__Given problem__. Reproduce every record below exactly as written, leaving out any pictures.

__The records__.
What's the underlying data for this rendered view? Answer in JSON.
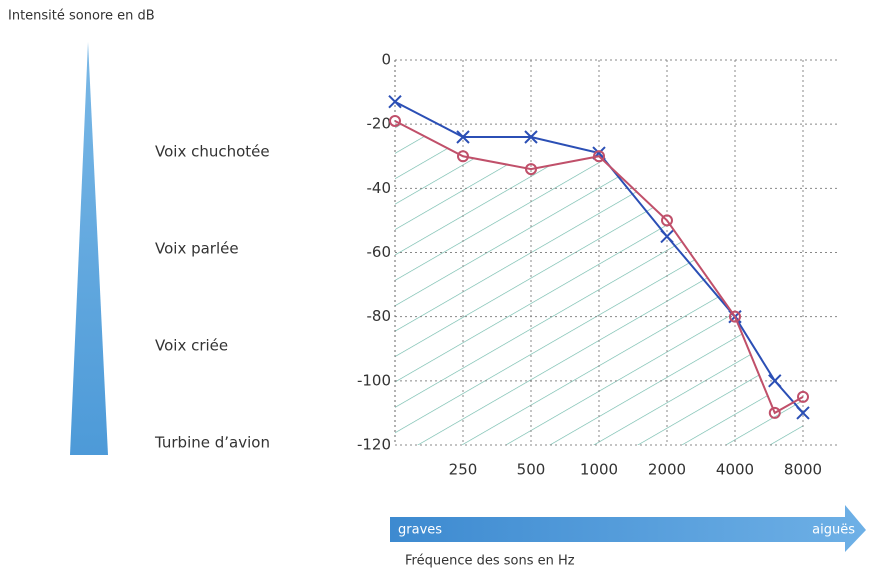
{
  "chart_data": {
    "type": "line",
    "y_label": "Intensité sonore en dB",
    "x_label": "Fréquence des sons en Hz",
    "scale_labels": [
      "Voix chuchotée",
      "Voix parlée",
      "Voix criée",
      "Turbine d’avion"
    ],
    "arrow_labels": [
      "graves",
      "aiguës"
    ],
    "x": [
      125,
      250,
      500,
      1000,
      2000,
      4000,
      6000,
      8000
    ],
    "xscale": "log",
    "xlim": [
      125,
      8000
    ],
    "xticks": [
      250,
      500,
      1000,
      2000,
      4000,
      8000
    ],
    "ylim": [
      -120,
      0
    ],
    "yticks": [
      0,
      -20,
      -40,
      -60,
      -80,
      -100,
      -120
    ],
    "grid": true,
    "series": [
      {
        "color": "#2b4fb5",
        "marker": "x",
        "values": [
          -13,
          -24,
          -24,
          -29,
          -55,
          -80,
          -100,
          -110
        ]
      },
      {
        "color": "#c0506a",
        "marker": "o",
        "values": [
          -19,
          -30,
          -34,
          -30,
          -50,
          -80,
          -110,
          -105
        ]
      }
    ]
  }
}
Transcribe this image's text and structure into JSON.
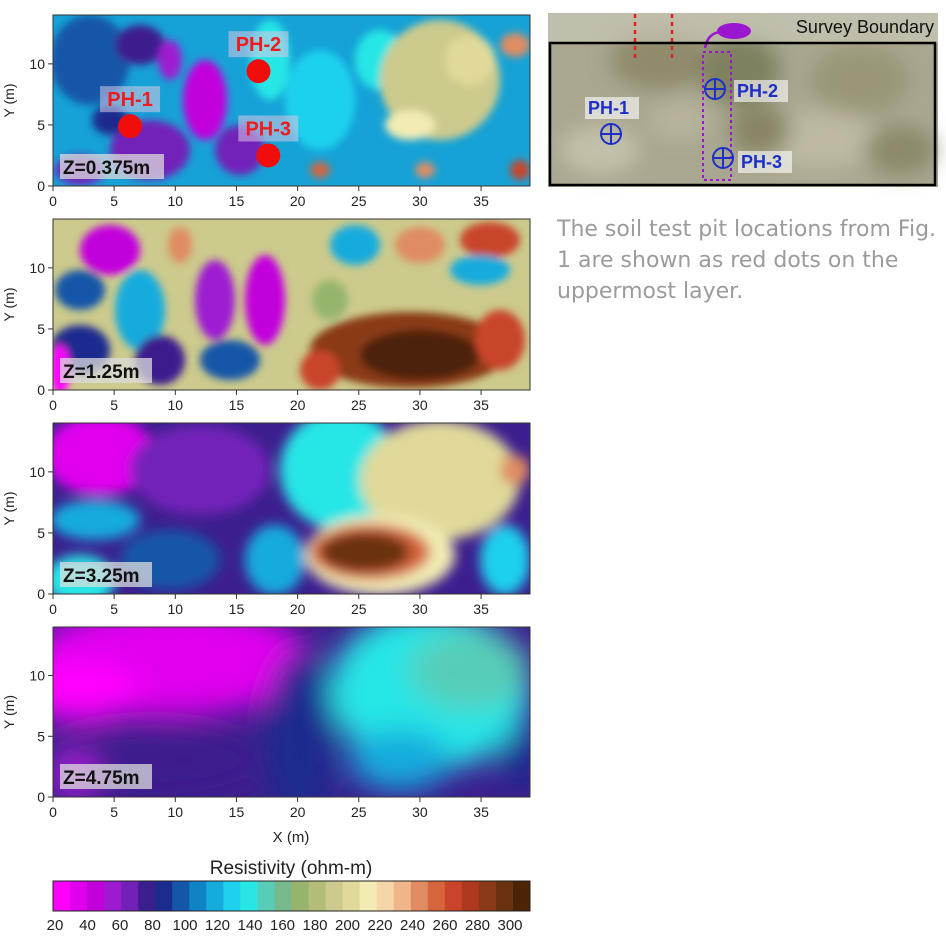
{
  "figure": {
    "x_axis_label": "X (m)",
    "y_axis_label": "Y (m)",
    "x_ticks": [
      "0",
      "5",
      "10",
      "15",
      "20",
      "25",
      "30",
      "35"
    ],
    "y_ticks": [
      "0",
      "5",
      "10"
    ],
    "colorbar_title": "Resistivity (ohm-m)",
    "colorbar_tick_labels": [
      "20",
      "40",
      "60",
      "80",
      "100",
      "120",
      "140",
      "160",
      "180",
      "200",
      "220",
      "240",
      "260",
      "280",
      "300"
    ],
    "colorbar_colors": [
      "#ff00ff",
      "#e000ee",
      "#c200dc",
      "#9e1ad1",
      "#7220b8",
      "#3c1f8e",
      "#1b2c8f",
      "#1456a8",
      "#0f83c4",
      "#14abdd",
      "#1fd1ee",
      "#28e6e6",
      "#56cdb8",
      "#77b98a",
      "#95b56d",
      "#b4bd78",
      "#ccca8c",
      "#e0d99a",
      "#f2ebb4",
      "#f5d6a8",
      "#f0b68a",
      "#e08c62",
      "#d6653d",
      "#c9442a",
      "#ad3a1f",
      "#8a3a18",
      "#6a3210",
      "#4d2308"
    ],
    "caption": "The soil test pit locations from Fig. 1 are shown as red dots on the uppermost layer.",
    "map": {
      "label": "Survey Boundary"
    }
  },
  "chart_data": [
    {
      "type": "heatmap",
      "panel_label": "Z=0.375m",
      "xlabel": "X (m)",
      "ylabel": "Y (m)",
      "xlim": [
        0,
        39
      ],
      "ylim": [
        0,
        14
      ],
      "color_scale": "Resistivity (ohm-m)",
      "color_range": [
        20,
        300
      ],
      "points": [
        {
          "label": "PH-1",
          "x": 6.3,
          "y": 4.9
        },
        {
          "label": "PH-2",
          "x": 16.8,
          "y": 9.4
        },
        {
          "label": "PH-3",
          "x": 17.6,
          "y": 2.5
        }
      ]
    },
    {
      "type": "heatmap",
      "panel_label": "Z=1.25m",
      "xlabel": "X (m)",
      "ylabel": "Y (m)",
      "xlim": [
        0,
        39
      ],
      "ylim": [
        0,
        14
      ],
      "color_scale": "Resistivity (ohm-m)",
      "color_range": [
        20,
        300
      ]
    },
    {
      "type": "heatmap",
      "panel_label": "Z=3.25m",
      "xlabel": "X (m)",
      "ylabel": "Y (m)",
      "xlim": [
        0,
        39
      ],
      "ylim": [
        0,
        14
      ],
      "color_scale": "Resistivity (ohm-m)",
      "color_range": [
        20,
        300
      ]
    },
    {
      "type": "heatmap",
      "panel_label": "Z=4.75m",
      "xlabel": "X (m)",
      "ylabel": "Y (m)",
      "xlim": [
        0,
        39
      ],
      "ylim": [
        0,
        14
      ],
      "color_scale": "Resistivity (ohm-m)",
      "color_range": [
        20,
        300
      ]
    },
    {
      "type": "scatter",
      "panel_label": "Survey Boundary",
      "points": [
        {
          "label": "PH-1"
        },
        {
          "label": "PH-2"
        },
        {
          "label": "PH-3"
        }
      ]
    }
  ]
}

__Written response__.
What's the underlying data for this rendered view? Answer in JSON.
{
  "chart_data": {
    "type": "line",
    "y_label": "Intensité sonore en dB",
    "x_label": "Fréquence des sons en Hz",
    "scale_labels": [
      "Voix chuchotée",
      "Voix parlée",
      "Voix criée",
      "Turbine d’avion"
    ],
    "arrow_labels": [
      "graves",
      "aiguës"
    ],
    "x": [
      125,
      250,
      500,
      1000,
      2000,
      4000,
      6000,
      8000
    ],
    "xscale": "log",
    "xlim": [
      125,
      8000
    ],
    "xticks": [
      250,
      500,
      1000,
      2000,
      4000,
      8000
    ],
    "ylim": [
      -120,
      0
    ],
    "yticks": [
      0,
      -20,
      -40,
      -60,
      -80,
      -100,
      -120
    ],
    "grid": true,
    "series": [
      {
        "color": "#2b4fb5",
        "marker": "x",
        "values": [
          -13,
          -24,
          -24,
          -29,
          -55,
          -80,
          -100,
          -110
        ]
      },
      {
        "color": "#c0506a",
        "marker": "o",
        "values": [
          -19,
          -30,
          -34,
          -30,
          -50,
          -80,
          -110,
          -105
        ]
      }
    ]
  }
}
Transcribe this image's text and structure into JSON.
{
  "figure": {
    "x_axis_label": "X (m)",
    "y_axis_label": "Y (m)",
    "x_ticks": [
      "0",
      "5",
      "10",
      "15",
      "20",
      "25",
      "30",
      "35"
    ],
    "y_ticks": [
      "0",
      "5",
      "10"
    ],
    "colorbar_title": "Resistivity (ohm-m)",
    "colorbar_tick_labels": [
      "20",
      "40",
      "60",
      "80",
      "100",
      "120",
      "140",
      "160",
      "180",
      "200",
      "220",
      "240",
      "260",
      "280",
      "300"
    ],
    "colorbar_colors": [
      "#ff00ff",
      "#e000ee",
      "#c200dc",
      "#9e1ad1",
      "#7220b8",
      "#3c1f8e",
      "#1b2c8f",
      "#1456a8",
      "#0f83c4",
      "#14abdd",
      "#1fd1ee",
      "#28e6e6",
      "#56cdb8",
      "#77b98a",
      "#95b56d",
      "#b4bd78",
      "#ccca8c",
      "#e0d99a",
      "#f2ebb4",
      "#f5d6a8",
      "#f0b68a",
      "#e08c62",
      "#d6653d",
      "#c9442a",
      "#ad3a1f",
      "#8a3a18",
      "#6a3210",
      "#4d2308"
    ],
    "caption": "The soil test pit locations from Fig. 1 are shown as red dots on the uppermost layer.",
    "map": {
      "label": "Survey Boundary"
    }
  },
  "chart_data": [
    {
      "type": "heatmap",
      "panel_label": "Z=0.375m",
      "xlabel": "X (m)",
      "ylabel": "Y (m)",
      "xlim": [
        0,
        39
      ],
      "ylim": [
        0,
        14
      ],
      "color_scale": "Resistivity (ohm-m)",
      "color_range": [
        20,
        300
      ],
      "points": [
        {
          "label": "PH-1",
          "x": 6.3,
          "y": 4.9
        },
        {
          "label": "PH-2",
          "x": 16.8,
          "y": 9.4
        },
        {
          "label": "PH-3",
          "x": 17.6,
          "y": 2.5
        }
      ]
    },
    {
      "type": "heatmap",
      "panel_label": "Z=1.25m",
      "xlabel": "X (m)",
      "ylabel": "Y (m)",
      "xlim": [
        0,
        39
      ],
      "ylim": [
        0,
        14
      ],
      "color_scale": "Resistivity (ohm-m)",
      "color_range": [
        20,
        300
      ]
    },
    {
      "type": "heatmap",
      "panel_label": "Z=3.25m",
      "xlabel": "X (m)",
      "ylabel": "Y (m)",
      "xlim": [
        0,
        39
      ],
      "ylim": [
        0,
        14
      ],
      "color_scale": "Resistivity (ohm-m)",
      "color_range": [
        20,
        300
      ]
    },
    {
      "type": "heatmap",
      "panel_label": "Z=4.75m",
      "xlabel": "X (m)",
      "ylabel": "Y (m)",
      "xlim": [
        0,
        39
      ],
      "ylim": [
        0,
        14
      ],
      "color_scale": "Resistivity (ohm-m)",
      "color_range": [
        20,
        300
      ]
    },
    {
      "type": "scatter",
      "panel_label": "Survey Boundary",
      "points": [
        {
          "label": "PH-1"
        },
        {
          "label": "PH-2"
        },
        {
          "label": "PH-3"
        }
      ]
    }
  ]
}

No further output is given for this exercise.